Data listing
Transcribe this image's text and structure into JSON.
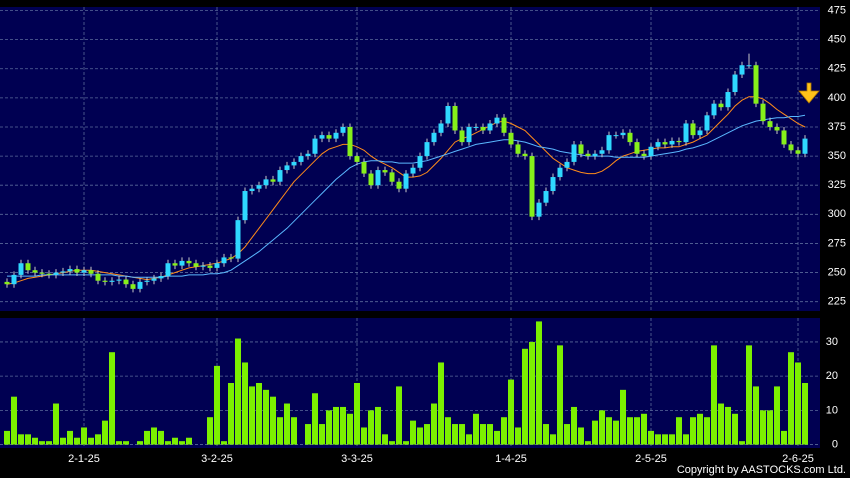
{
  "chart_data": {
    "type": "candlestick",
    "categories": [
      null,
      null,
      null,
      null,
      null,
      null,
      null,
      null,
      null,
      null,
      null,
      "2-1-25",
      null,
      null,
      null,
      null,
      null,
      null,
      null,
      null,
      null,
      null,
      null,
      null,
      null,
      null,
      null,
      null,
      null,
      null,
      "3-2-25",
      null,
      null,
      null,
      null,
      null,
      null,
      null,
      null,
      null,
      null,
      null,
      null,
      null,
      null,
      null,
      null,
      null,
      null,
      null,
      "3-3-25",
      null,
      null,
      null,
      null,
      null,
      null,
      null,
      null,
      null,
      null,
      null,
      null,
      null,
      null,
      null,
      null,
      null,
      null,
      null,
      null,
      null,
      "1-4-25",
      null,
      null,
      null,
      null,
      null,
      null,
      null,
      null,
      null,
      null,
      null,
      null,
      null,
      null,
      null,
      null,
      null,
      null,
      null,
      "2-5-25",
      null,
      null,
      null,
      null,
      null,
      null,
      null,
      null,
      null,
      null,
      null,
      null,
      null,
      null,
      null,
      null,
      null,
      null,
      null,
      null,
      "2-6-25",
      null
    ],
    "open": [
      242,
      240,
      248,
      258,
      252,
      250,
      249,
      248,
      250,
      251,
      253,
      250,
      252,
      249,
      243,
      242,
      243,
      244,
      240,
      236,
      242,
      243,
      245,
      247,
      258,
      256,
      260,
      258,
      255,
      256,
      254,
      258,
      263,
      262,
      295,
      320,
      322,
      325,
      330,
      328,
      338,
      342,
      345,
      350,
      352,
      365,
      368,
      365,
      370,
      375,
      350,
      345,
      335,
      325,
      338,
      336,
      328,
      322,
      335,
      340,
      350,
      362,
      370,
      378,
      393,
      372,
      362,
      375,
      375,
      372,
      378,
      383,
      370,
      360,
      352,
      350,
      298,
      310,
      320,
      332,
      340,
      345,
      360,
      352,
      350,
      352,
      355,
      368,
      368,
      370,
      362,
      352,
      350,
      358,
      362,
      360,
      363,
      362,
      378,
      368,
      372,
      385,
      395,
      392,
      405,
      420,
      428,
      428,
      395,
      380,
      375,
      372,
      360,
      355,
      352
    ],
    "high": [
      245,
      251,
      261,
      261,
      255,
      253,
      252,
      253,
      254,
      256,
      256,
      255,
      255,
      252,
      246,
      246,
      247,
      247,
      243,
      245,
      246,
      248,
      250,
      261,
      261,
      263,
      263,
      261,
      259,
      259,
      261,
      266,
      266,
      298,
      323,
      325,
      328,
      333,
      333,
      341,
      345,
      348,
      353,
      355,
      368,
      371,
      371,
      373,
      378,
      378,
      353,
      348,
      338,
      341,
      341,
      339,
      331,
      338,
      343,
      353,
      365,
      373,
      381,
      396,
      396,
      375,
      378,
      378,
      378,
      381,
      386,
      386,
      373,
      363,
      355,
      353,
      313,
      323,
      335,
      343,
      348,
      363,
      363,
      355,
      355,
      358,
      371,
      371,
      373,
      373,
      365,
      355,
      361,
      365,
      365,
      366,
      366,
      381,
      381,
      375,
      388,
      398,
      398,
      408,
      423,
      431,
      438,
      431,
      398,
      383,
      378,
      375,
      363,
      358,
      368
    ],
    "low": [
      237,
      237,
      245,
      249,
      247,
      246,
      245,
      245,
      247,
      248,
      247,
      247,
      246,
      240,
      239,
      239,
      240,
      237,
      233,
      233,
      239,
      240,
      242,
      244,
      253,
      253,
      255,
      252,
      252,
      251,
      251,
      255,
      259,
      259,
      292,
      317,
      319,
      322,
      325,
      325,
      335,
      339,
      342,
      347,
      349,
      362,
      362,
      362,
      367,
      347,
      342,
      332,
      322,
      322,
      333,
      325,
      319,
      319,
      332,
      337,
      347,
      359,
      367,
      375,
      369,
      359,
      359,
      372,
      369,
      369,
      375,
      367,
      357,
      349,
      347,
      295,
      295,
      307,
      317,
      329,
      337,
      342,
      349,
      347,
      347,
      349,
      352,
      365,
      365,
      359,
      349,
      347,
      347,
      355,
      357,
      357,
      359,
      359,
      365,
      365,
      369,
      382,
      389,
      389,
      402,
      417,
      425,
      392,
      377,
      372,
      369,
      357,
      352,
      349,
      349
    ],
    "close": [
      240,
      248,
      258,
      252,
      250,
      249,
      248,
      250,
      251,
      253,
      250,
      252,
      249,
      243,
      242,
      243,
      244,
      240,
      236,
      242,
      243,
      245,
      247,
      258,
      256,
      260,
      258,
      255,
      256,
      254,
      258,
      263,
      262,
      295,
      320,
      322,
      325,
      330,
      328,
      338,
      342,
      345,
      350,
      352,
      365,
      368,
      365,
      370,
      375,
      350,
      345,
      335,
      325,
      338,
      336,
      328,
      322,
      335,
      340,
      350,
      362,
      370,
      378,
      393,
      372,
      362,
      375,
      375,
      372,
      378,
      383,
      370,
      360,
      352,
      350,
      298,
      310,
      320,
      332,
      340,
      345,
      360,
      352,
      350,
      352,
      355,
      368,
      368,
      370,
      362,
      352,
      350,
      358,
      362,
      360,
      363,
      362,
      378,
      368,
      372,
      385,
      395,
      392,
      405,
      420,
      428,
      428,
      395,
      380,
      375,
      372,
      360,
      355,
      352,
      365
    ],
    "up_color": "#2fd8ff",
    "down_color": "#86f01a",
    "series": [
      {
        "color": "#ff8c1a",
        "values": [
          240,
          241,
          243,
          245,
          246,
          247,
          248,
          249,
          250,
          251,
          252,
          252,
          252,
          251,
          250,
          249,
          248,
          247,
          246,
          245,
          244,
          245,
          246,
          248,
          250,
          252,
          254,
          255,
          256,
          257,
          258,
          260,
          262,
          266,
          272,
          280,
          288,
          296,
          304,
          312,
          320,
          328,
          334,
          340,
          346,
          352,
          356,
          358,
          360,
          360,
          358,
          355,
          350,
          346,
          343,
          340,
          336,
          332,
          332,
          333,
          336,
          342,
          348,
          355,
          362,
          365,
          367,
          370,
          373,
          376,
          379,
          380,
          378,
          375,
          372,
          366,
          360,
          354,
          348,
          344,
          340,
          338,
          336,
          335,
          335,
          337,
          341,
          346,
          350,
          352,
          354,
          355,
          356,
          357,
          357,
          358,
          358,
          360,
          362,
          365,
          368,
          374,
          380,
          386,
          393,
          398,
          401,
          401,
          399,
          395,
          390,
          386,
          382,
          378,
          375
        ]
      },
      {
        "color": "#5ab8ff",
        "values": [
          247,
          247,
          247,
          247,
          247,
          248,
          248,
          248,
          248,
          248,
          248,
          248,
          248,
          248,
          248,
          248,
          247,
          247,
          246,
          246,
          246,
          246,
          246,
          247,
          247,
          247,
          248,
          248,
          248,
          249,
          249,
          250,
          252,
          256,
          260,
          264,
          268,
          273,
          278,
          283,
          288,
          294,
          300,
          306,
          312,
          318,
          324,
          330,
          335,
          340,
          343,
          345,
          346,
          346,
          345,
          345,
          344,
          344,
          344,
          345,
          346,
          348,
          350,
          352,
          354,
          356,
          358,
          360,
          361,
          362,
          363,
          364,
          364,
          363,
          362,
          360,
          358,
          357,
          356,
          354,
          353,
          352,
          351,
          350,
          350,
          350,
          350,
          349,
          349,
          349,
          349,
          349,
          350,
          351,
          352,
          353,
          354,
          356,
          357,
          359,
          361,
          364,
          367,
          370,
          373,
          376,
          378,
          380,
          381,
          382,
          383,
          383,
          384,
          384,
          385
        ]
      }
    ],
    "ylim": [
      217,
      478
    ],
    "yticks": [
      225,
      250,
      275,
      300,
      325,
      350,
      375,
      400,
      425,
      450,
      475
    ],
    "grid": true,
    "volume": {
      "color": "#7cf000",
      "values": [
        4,
        14,
        3,
        3,
        2,
        1,
        1,
        12,
        2,
        4,
        2,
        5,
        2,
        3,
        7,
        27,
        1,
        1,
        0,
        1,
        4,
        5,
        4,
        1,
        2,
        1,
        2,
        0,
        0,
        8,
        23,
        1,
        18,
        31,
        24,
        17,
        18,
        16,
        14,
        8,
        12,
        8,
        0,
        6,
        15,
        6,
        10,
        11,
        11,
        9,
        18,
        5,
        10,
        11,
        3,
        1,
        17,
        1,
        7,
        5,
        6,
        12,
        24,
        8,
        6,
        6,
        3,
        9,
        6,
        6,
        4,
        8,
        19,
        5,
        28,
        30,
        36,
        6,
        3,
        29,
        6,
        11,
        5,
        1,
        7,
        10,
        8,
        7,
        16,
        8,
        8,
        9,
        4,
        3,
        3,
        3,
        8,
        3,
        8,
        9,
        8,
        29,
        12,
        11,
        9,
        1,
        29,
        17,
        10,
        10,
        17,
        4,
        27,
        24,
        18
      ],
      "ylim": [
        -1,
        37
      ],
      "yticks": [
        0,
        10,
        20,
        30
      ]
    },
    "copyright": "Copyright by AASTOCKS.com Ltd."
  }
}
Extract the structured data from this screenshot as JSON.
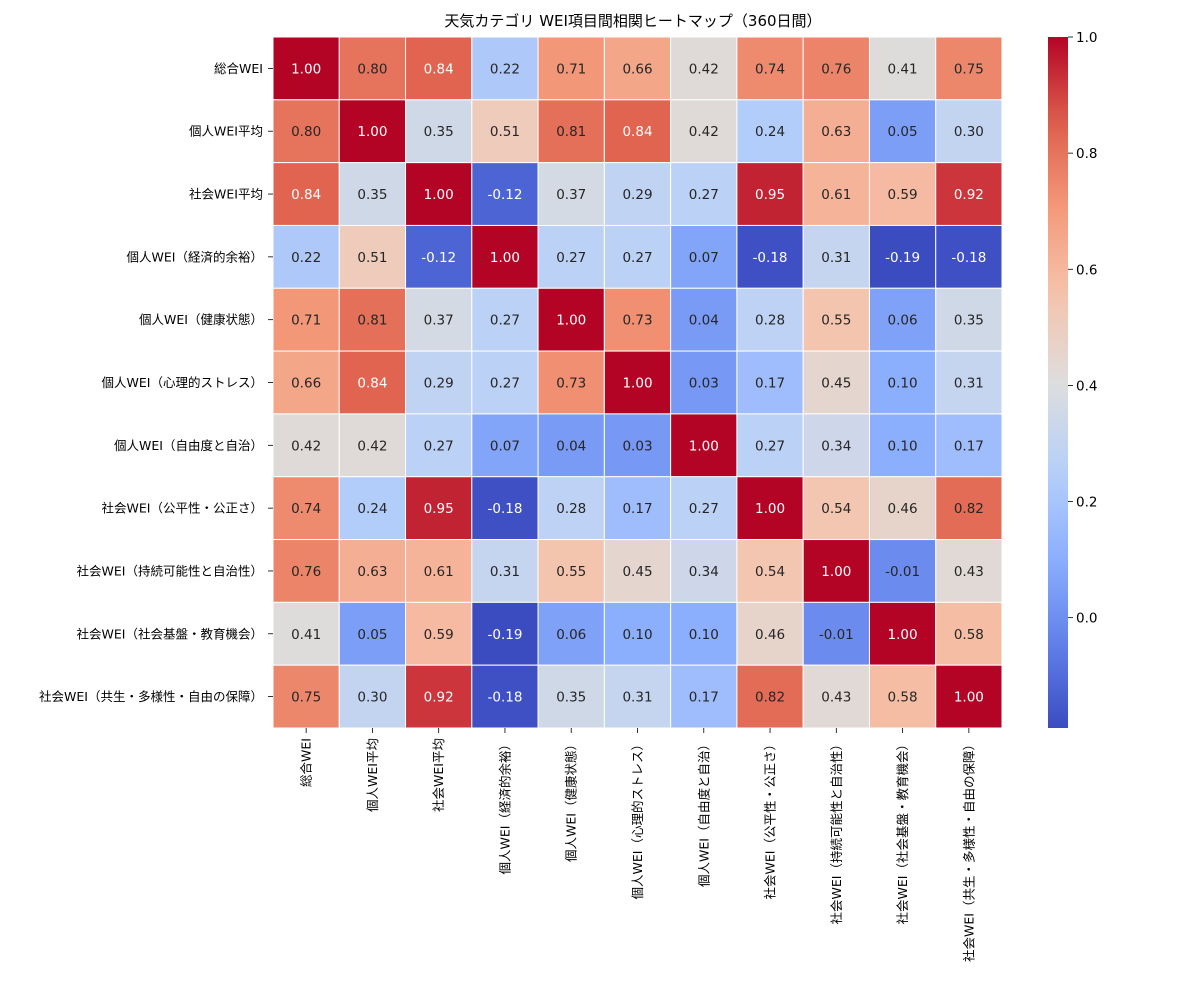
{
  "chart_data": {
    "type": "heatmap",
    "title": "天気カテゴリ WEI項目間相関ヒートマップ（360日間）",
    "xlabel": "",
    "ylabel": "",
    "labels": [
      "総合WEI",
      "個人WEI平均",
      "社会WEI平均",
      "個人WEI（経済的余裕）",
      "個人WEI（健康状態）",
      "個人WEI（心理的ストレス）",
      "個人WEI（自由度と自治）",
      "社会WEI（公平性・公正さ）",
      "社会WEI（持続可能性と自治性）",
      "社会WEI（社会基盤・教育機会）",
      "社会WEI（共生・多様性・自由の保障）"
    ],
    "values": [
      [
        1.0,
        0.8,
        0.84,
        0.22,
        0.71,
        0.66,
        0.42,
        0.74,
        0.76,
        0.41,
        0.75
      ],
      [
        0.8,
        1.0,
        0.35,
        0.51,
        0.81,
        0.84,
        0.42,
        0.24,
        0.63,
        0.05,
        0.3
      ],
      [
        0.84,
        0.35,
        1.0,
        -0.12,
        0.37,
        0.29,
        0.27,
        0.95,
        0.61,
        0.59,
        0.92
      ],
      [
        0.22,
        0.51,
        -0.12,
        1.0,
        0.27,
        0.27,
        0.07,
        -0.18,
        0.31,
        -0.19,
        -0.18
      ],
      [
        0.71,
        0.81,
        0.37,
        0.27,
        1.0,
        0.73,
        0.04,
        0.28,
        0.55,
        0.06,
        0.35
      ],
      [
        0.66,
        0.84,
        0.29,
        0.27,
        0.73,
        1.0,
        0.03,
        0.17,
        0.45,
        0.1,
        0.31
      ],
      [
        0.42,
        0.42,
        0.27,
        0.07,
        0.04,
        0.03,
        1.0,
        0.27,
        0.34,
        0.1,
        0.17
      ],
      [
        0.74,
        0.24,
        0.95,
        -0.18,
        0.28,
        0.17,
        0.27,
        1.0,
        0.54,
        0.46,
        0.82
      ],
      [
        0.76,
        0.63,
        0.61,
        0.31,
        0.55,
        0.45,
        0.34,
        0.54,
        1.0,
        -0.01,
        0.43
      ],
      [
        0.41,
        0.05,
        0.59,
        -0.19,
        0.06,
        0.1,
        0.1,
        0.46,
        -0.01,
        1.0,
        0.58
      ],
      [
        0.75,
        0.3,
        0.92,
        -0.18,
        0.35,
        0.31,
        0.17,
        0.82,
        0.43,
        0.58,
        1.0
      ]
    ],
    "colormap": "coolwarm",
    "vmin": -0.19,
    "vmax": 1.0,
    "colorbar_ticks": [
      "0.0",
      "0.2",
      "0.4",
      "0.6",
      "0.8",
      "1.0"
    ],
    "grid": true,
    "legend": "colorbar-right"
  }
}
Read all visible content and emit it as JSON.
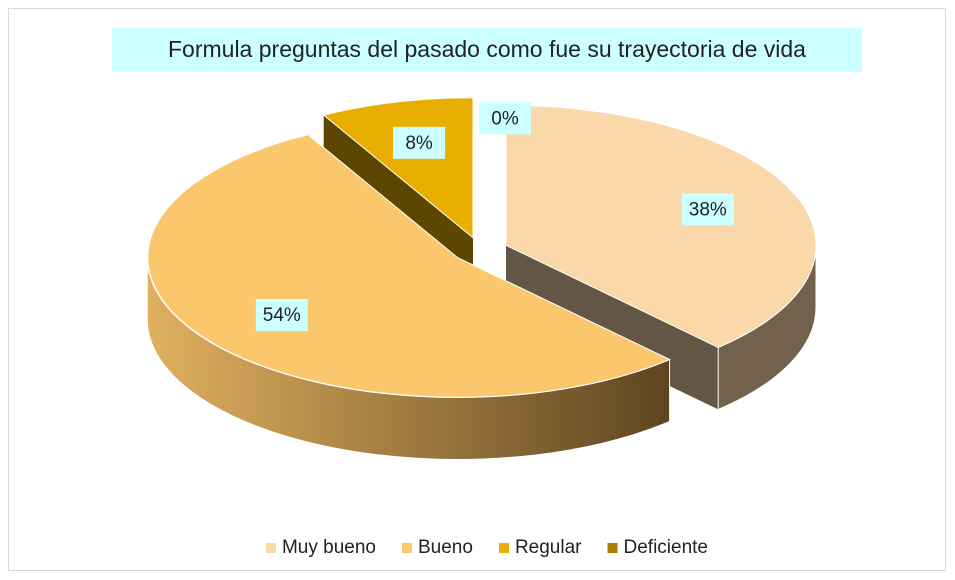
{
  "chart_data": {
    "type": "pie3d",
    "title": "Formula preguntas del pasado como fue su trayectoria de vida",
    "categories": [
      "Muy bueno",
      "Bueno",
      "Regular",
      "Deficiente"
    ],
    "values": [
      38,
      54,
      8,
      0
    ],
    "value_labels": [
      "38%",
      "54%",
      "8%",
      "0%"
    ],
    "colors": [
      "#fbd8aa",
      "#fbc76c",
      "#e8ae00",
      "#a87f00"
    ],
    "legend": "bottom"
  }
}
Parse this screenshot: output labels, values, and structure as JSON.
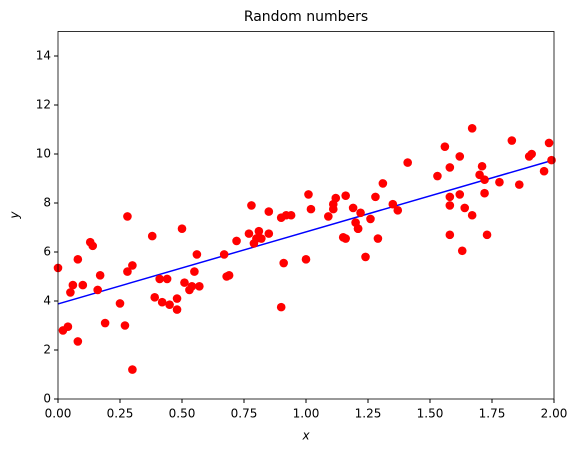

● **Problem**
From the listing above, collect every line that mentions the word "screenshot".

● **Reply**
Extract the structured data from this screenshot as JSON.
Parse this screenshot: output labels, values, and structure as JSON.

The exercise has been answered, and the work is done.